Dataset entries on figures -
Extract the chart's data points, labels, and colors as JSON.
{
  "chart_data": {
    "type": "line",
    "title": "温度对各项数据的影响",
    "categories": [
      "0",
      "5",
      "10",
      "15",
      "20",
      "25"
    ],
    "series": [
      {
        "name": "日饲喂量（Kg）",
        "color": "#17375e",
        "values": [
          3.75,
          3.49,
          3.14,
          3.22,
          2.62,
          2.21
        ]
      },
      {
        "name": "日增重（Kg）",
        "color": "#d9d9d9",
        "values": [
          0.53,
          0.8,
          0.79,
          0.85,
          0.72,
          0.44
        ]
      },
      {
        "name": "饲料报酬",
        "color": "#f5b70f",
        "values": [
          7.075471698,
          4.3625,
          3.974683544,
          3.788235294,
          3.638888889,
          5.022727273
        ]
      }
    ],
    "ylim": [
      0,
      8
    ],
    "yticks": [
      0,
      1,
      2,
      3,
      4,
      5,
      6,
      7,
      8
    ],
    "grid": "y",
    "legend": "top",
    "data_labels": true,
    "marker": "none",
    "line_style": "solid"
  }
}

Work to complete - Transcribe all of the lines in the records precisely.

Response to this task -
Extract the chart's data points, labels, and colors as JSON.
{
  "chart_data": {
    "type": "line",
    "title": "温度对各项数据的影响",
    "categories": [
      "0",
      "5",
      "10",
      "15",
      "20",
      "25"
    ],
    "series": [
      {
        "name": "日饲喂量（Kg）",
        "color": "#17375e",
        "values": [
          3.75,
          3.49,
          3.14,
          3.22,
          2.62,
          2.21
        ]
      },
      {
        "name": "日增重（Kg）",
        "color": "#d9d9d9",
        "values": [
          0.53,
          0.8,
          0.79,
          0.85,
          0.72,
          0.44
        ]
      },
      {
        "name": "饲料报酬",
        "color": "#f5b70f",
        "values": [
          7.075471698,
          4.3625,
          3.974683544,
          3.788235294,
          3.638888889,
          5.022727273
        ]
      }
    ],
    "ylim": [
      0,
      8
    ],
    "yticks": [
      0,
      1,
      2,
      3,
      4,
      5,
      6,
      7,
      8
    ],
    "grid": "y",
    "legend": "top",
    "data_labels": true,
    "marker": "none",
    "line_style": "solid"
  }
}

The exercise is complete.